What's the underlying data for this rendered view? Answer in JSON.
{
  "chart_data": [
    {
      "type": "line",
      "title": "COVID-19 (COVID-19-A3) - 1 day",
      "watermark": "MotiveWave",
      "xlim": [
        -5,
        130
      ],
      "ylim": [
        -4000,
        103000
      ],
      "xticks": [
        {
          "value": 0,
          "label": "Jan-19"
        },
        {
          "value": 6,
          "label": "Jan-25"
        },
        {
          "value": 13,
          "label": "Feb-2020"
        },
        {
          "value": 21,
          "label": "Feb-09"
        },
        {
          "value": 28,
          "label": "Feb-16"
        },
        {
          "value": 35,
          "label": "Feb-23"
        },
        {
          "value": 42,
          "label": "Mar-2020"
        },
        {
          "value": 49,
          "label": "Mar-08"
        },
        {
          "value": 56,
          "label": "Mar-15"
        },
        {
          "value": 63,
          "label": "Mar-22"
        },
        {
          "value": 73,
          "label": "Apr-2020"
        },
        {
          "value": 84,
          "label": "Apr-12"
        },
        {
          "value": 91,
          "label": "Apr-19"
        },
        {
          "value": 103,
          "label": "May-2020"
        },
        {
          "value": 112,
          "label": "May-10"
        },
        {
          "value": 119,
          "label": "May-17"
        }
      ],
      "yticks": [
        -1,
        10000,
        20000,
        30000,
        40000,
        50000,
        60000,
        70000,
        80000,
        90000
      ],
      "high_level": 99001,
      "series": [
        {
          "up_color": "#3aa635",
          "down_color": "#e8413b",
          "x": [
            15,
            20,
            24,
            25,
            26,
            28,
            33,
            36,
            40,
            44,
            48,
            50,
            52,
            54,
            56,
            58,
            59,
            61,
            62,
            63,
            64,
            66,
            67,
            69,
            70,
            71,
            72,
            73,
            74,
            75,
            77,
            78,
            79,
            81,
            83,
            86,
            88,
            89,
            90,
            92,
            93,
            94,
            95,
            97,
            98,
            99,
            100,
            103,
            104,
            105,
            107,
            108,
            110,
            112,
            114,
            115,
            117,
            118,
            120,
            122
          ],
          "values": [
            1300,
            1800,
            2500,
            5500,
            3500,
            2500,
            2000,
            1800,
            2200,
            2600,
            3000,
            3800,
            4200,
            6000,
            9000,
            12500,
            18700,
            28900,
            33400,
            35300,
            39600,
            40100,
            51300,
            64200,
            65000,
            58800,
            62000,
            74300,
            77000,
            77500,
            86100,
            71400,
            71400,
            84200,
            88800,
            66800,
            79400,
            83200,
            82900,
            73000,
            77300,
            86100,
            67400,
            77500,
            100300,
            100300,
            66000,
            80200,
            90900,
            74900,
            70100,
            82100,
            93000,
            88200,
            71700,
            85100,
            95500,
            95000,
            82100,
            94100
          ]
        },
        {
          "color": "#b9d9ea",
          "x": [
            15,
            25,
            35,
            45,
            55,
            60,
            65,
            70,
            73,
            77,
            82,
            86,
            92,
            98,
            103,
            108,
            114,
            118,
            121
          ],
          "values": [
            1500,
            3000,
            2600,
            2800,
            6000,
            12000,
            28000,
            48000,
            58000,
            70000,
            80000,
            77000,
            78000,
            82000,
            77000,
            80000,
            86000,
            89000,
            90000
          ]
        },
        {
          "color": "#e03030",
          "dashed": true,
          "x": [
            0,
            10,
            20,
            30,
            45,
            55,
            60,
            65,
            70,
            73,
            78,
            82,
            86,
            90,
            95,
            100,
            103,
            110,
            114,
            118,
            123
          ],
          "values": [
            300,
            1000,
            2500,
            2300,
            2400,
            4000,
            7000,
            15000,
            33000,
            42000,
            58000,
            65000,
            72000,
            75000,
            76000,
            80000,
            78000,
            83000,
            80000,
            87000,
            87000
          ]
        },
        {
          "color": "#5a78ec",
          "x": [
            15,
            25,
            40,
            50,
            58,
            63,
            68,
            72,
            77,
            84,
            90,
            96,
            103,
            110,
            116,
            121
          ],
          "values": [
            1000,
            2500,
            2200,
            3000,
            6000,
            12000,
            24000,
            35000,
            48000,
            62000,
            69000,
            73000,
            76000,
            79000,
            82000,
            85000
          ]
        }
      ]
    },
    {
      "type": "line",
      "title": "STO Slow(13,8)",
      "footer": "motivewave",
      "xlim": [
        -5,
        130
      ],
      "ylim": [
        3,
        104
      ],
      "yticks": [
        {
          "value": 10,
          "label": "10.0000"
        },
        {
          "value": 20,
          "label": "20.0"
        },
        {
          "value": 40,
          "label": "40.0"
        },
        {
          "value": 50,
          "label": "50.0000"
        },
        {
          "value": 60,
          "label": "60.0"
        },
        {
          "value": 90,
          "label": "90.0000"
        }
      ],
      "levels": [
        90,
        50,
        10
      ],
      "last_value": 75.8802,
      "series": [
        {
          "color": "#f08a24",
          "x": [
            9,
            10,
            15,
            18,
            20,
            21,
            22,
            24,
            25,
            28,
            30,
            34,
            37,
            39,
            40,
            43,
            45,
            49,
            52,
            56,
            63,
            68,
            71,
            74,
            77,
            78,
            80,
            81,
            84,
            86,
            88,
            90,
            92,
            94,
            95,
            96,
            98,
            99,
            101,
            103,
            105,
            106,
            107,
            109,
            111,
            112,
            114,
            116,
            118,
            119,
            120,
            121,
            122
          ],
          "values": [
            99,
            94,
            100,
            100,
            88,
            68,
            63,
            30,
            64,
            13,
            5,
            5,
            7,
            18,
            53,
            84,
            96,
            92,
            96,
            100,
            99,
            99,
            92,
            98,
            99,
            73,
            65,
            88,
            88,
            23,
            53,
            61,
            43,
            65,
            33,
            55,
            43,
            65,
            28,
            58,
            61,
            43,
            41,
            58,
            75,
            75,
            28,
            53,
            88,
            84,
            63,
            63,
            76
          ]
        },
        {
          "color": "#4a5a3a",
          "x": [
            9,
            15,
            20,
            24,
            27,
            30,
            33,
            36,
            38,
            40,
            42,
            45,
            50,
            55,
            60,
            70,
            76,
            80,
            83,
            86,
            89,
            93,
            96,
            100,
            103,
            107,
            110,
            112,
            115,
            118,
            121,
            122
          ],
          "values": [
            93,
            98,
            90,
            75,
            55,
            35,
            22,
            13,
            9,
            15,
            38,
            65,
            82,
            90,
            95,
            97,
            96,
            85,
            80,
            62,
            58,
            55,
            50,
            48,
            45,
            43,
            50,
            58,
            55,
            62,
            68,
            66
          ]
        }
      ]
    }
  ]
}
=-=-=
## TASK INSTRUCTIONS
Reproduce the full listing above, character for character.

## WRITTEN RESPONSE
What's the underlying data for this rendered view? Answer in JSON.
{
  "chart_data": [
    {
      "type": "line",
      "title": "COVID-19 (COVID-19-A3) - 1 day",
      "watermark": "MotiveWave",
      "xlim": [
        -5,
        130
      ],
      "ylim": [
        -4000,
        103000
      ],
      "xticks": [
        {
          "value": 0,
          "label": "Jan-19"
        },
        {
          "value": 6,
          "label": "Jan-25"
        },
        {
          "value": 13,
          "label": "Feb-2020"
        },
        {
          "value": 21,
          "label": "Feb-09"
        },
        {
          "value": 28,
          "label": "Feb-16"
        },
        {
          "value": 35,
          "label": "Feb-23"
        },
        {
          "value": 42,
          "label": "Mar-2020"
        },
        {
          "value": 49,
          "label": "Mar-08"
        },
        {
          "value": 56,
          "label": "Mar-15"
        },
        {
          "value": 63,
          "label": "Mar-22"
        },
        {
          "value": 73,
          "label": "Apr-2020"
        },
        {
          "value": 84,
          "label": "Apr-12"
        },
        {
          "value": 91,
          "label": "Apr-19"
        },
        {
          "value": 103,
          "label": "May-2020"
        },
        {
          "value": 112,
          "label": "May-10"
        },
        {
          "value": 119,
          "label": "May-17"
        }
      ],
      "yticks": [
        -1,
        10000,
        20000,
        30000,
        40000,
        50000,
        60000,
        70000,
        80000,
        90000
      ],
      "high_level": 99001,
      "series": [
        {
          "up_color": "#3aa635",
          "down_color": "#e8413b",
          "x": [
            15,
            20,
            24,
            25,
            26,
            28,
            33,
            36,
            40,
            44,
            48,
            50,
            52,
            54,
            56,
            58,
            59,
            61,
            62,
            63,
            64,
            66,
            67,
            69,
            70,
            71,
            72,
            73,
            74,
            75,
            77,
            78,
            79,
            81,
            83,
            86,
            88,
            89,
            90,
            92,
            93,
            94,
            95,
            97,
            98,
            99,
            100,
            103,
            104,
            105,
            107,
            108,
            110,
            112,
            114,
            115,
            117,
            118,
            120,
            122
          ],
          "values": [
            1300,
            1800,
            2500,
            5500,
            3500,
            2500,
            2000,
            1800,
            2200,
            2600,
            3000,
            3800,
            4200,
            6000,
            9000,
            12500,
            18700,
            28900,
            33400,
            35300,
            39600,
            40100,
            51300,
            64200,
            65000,
            58800,
            62000,
            74300,
            77000,
            77500,
            86100,
            71400,
            71400,
            84200,
            88800,
            66800,
            79400,
            83200,
            82900,
            73000,
            77300,
            86100,
            67400,
            77500,
            100300,
            100300,
            66000,
            80200,
            90900,
            74900,
            70100,
            82100,
            93000,
            88200,
            71700,
            85100,
            95500,
            95000,
            82100,
            94100
          ]
        },
        {
          "color": "#b9d9ea",
          "x": [
            15,
            25,
            35,
            45,
            55,
            60,
            65,
            70,
            73,
            77,
            82,
            86,
            92,
            98,
            103,
            108,
            114,
            118,
            121
          ],
          "values": [
            1500,
            3000,
            2600,
            2800,
            6000,
            12000,
            28000,
            48000,
            58000,
            70000,
            80000,
            77000,
            78000,
            82000,
            77000,
            80000,
            86000,
            89000,
            90000
          ]
        },
        {
          "color": "#e03030",
          "dashed": true,
          "x": [
            0,
            10,
            20,
            30,
            45,
            55,
            60,
            65,
            70,
            73,
            78,
            82,
            86,
            90,
            95,
            100,
            103,
            110,
            114,
            118,
            123
          ],
          "values": [
            300,
            1000,
            2500,
            2300,
            2400,
            4000,
            7000,
            15000,
            33000,
            42000,
            58000,
            65000,
            72000,
            75000,
            76000,
            80000,
            78000,
            83000,
            80000,
            87000,
            87000
          ]
        },
        {
          "color": "#5a78ec",
          "x": [
            15,
            25,
            40,
            50,
            58,
            63,
            68,
            72,
            77,
            84,
            90,
            96,
            103,
            110,
            116,
            121
          ],
          "values": [
            1000,
            2500,
            2200,
            3000,
            6000,
            12000,
            24000,
            35000,
            48000,
            62000,
            69000,
            73000,
            76000,
            79000,
            82000,
            85000
          ]
        }
      ]
    },
    {
      "type": "line",
      "title": "STO Slow(13,8)",
      "footer": "motivewave",
      "xlim": [
        -5,
        130
      ],
      "ylim": [
        3,
        104
      ],
      "yticks": [
        {
          "value": 10,
          "label": "10.0000"
        },
        {
          "value": 20,
          "label": "20.0"
        },
        {
          "value": 40,
          "label": "40.0"
        },
        {
          "value": 50,
          "label": "50.0000"
        },
        {
          "value": 60,
          "label": "60.0"
        },
        {
          "value": 90,
          "label": "90.0000"
        }
      ],
      "levels": [
        90,
        50,
        10
      ],
      "last_value": 75.8802,
      "series": [
        {
          "color": "#f08a24",
          "x": [
            9,
            10,
            15,
            18,
            20,
            21,
            22,
            24,
            25,
            28,
            30,
            34,
            37,
            39,
            40,
            43,
            45,
            49,
            52,
            56,
            63,
            68,
            71,
            74,
            77,
            78,
            80,
            81,
            84,
            86,
            88,
            90,
            92,
            94,
            95,
            96,
            98,
            99,
            101,
            103,
            105,
            106,
            107,
            109,
            111,
            112,
            114,
            116,
            118,
            119,
            120,
            121,
            122
          ],
          "values": [
            99,
            94,
            100,
            100,
            88,
            68,
            63,
            30,
            64,
            13,
            5,
            5,
            7,
            18,
            53,
            84,
            96,
            92,
            96,
            100,
            99,
            99,
            92,
            98,
            99,
            73,
            65,
            88,
            88,
            23,
            53,
            61,
            43,
            65,
            33,
            55,
            43,
            65,
            28,
            58,
            61,
            43,
            41,
            58,
            75,
            75,
            28,
            53,
            88,
            84,
            63,
            63,
            76
          ]
        },
        {
          "color": "#4a5a3a",
          "x": [
            9,
            15,
            20,
            24,
            27,
            30,
            33,
            36,
            38,
            40,
            42,
            45,
            50,
            55,
            60,
            70,
            76,
            80,
            83,
            86,
            89,
            93,
            96,
            100,
            103,
            107,
            110,
            112,
            115,
            118,
            121,
            122
          ],
          "values": [
            93,
            98,
            90,
            75,
            55,
            35,
            22,
            13,
            9,
            15,
            38,
            65,
            82,
            90,
            95,
            97,
            96,
            85,
            80,
            62,
            58,
            55,
            50,
            48,
            45,
            43,
            50,
            58,
            55,
            62,
            68,
            66
          ]
        }
      ]
    }
  ]
}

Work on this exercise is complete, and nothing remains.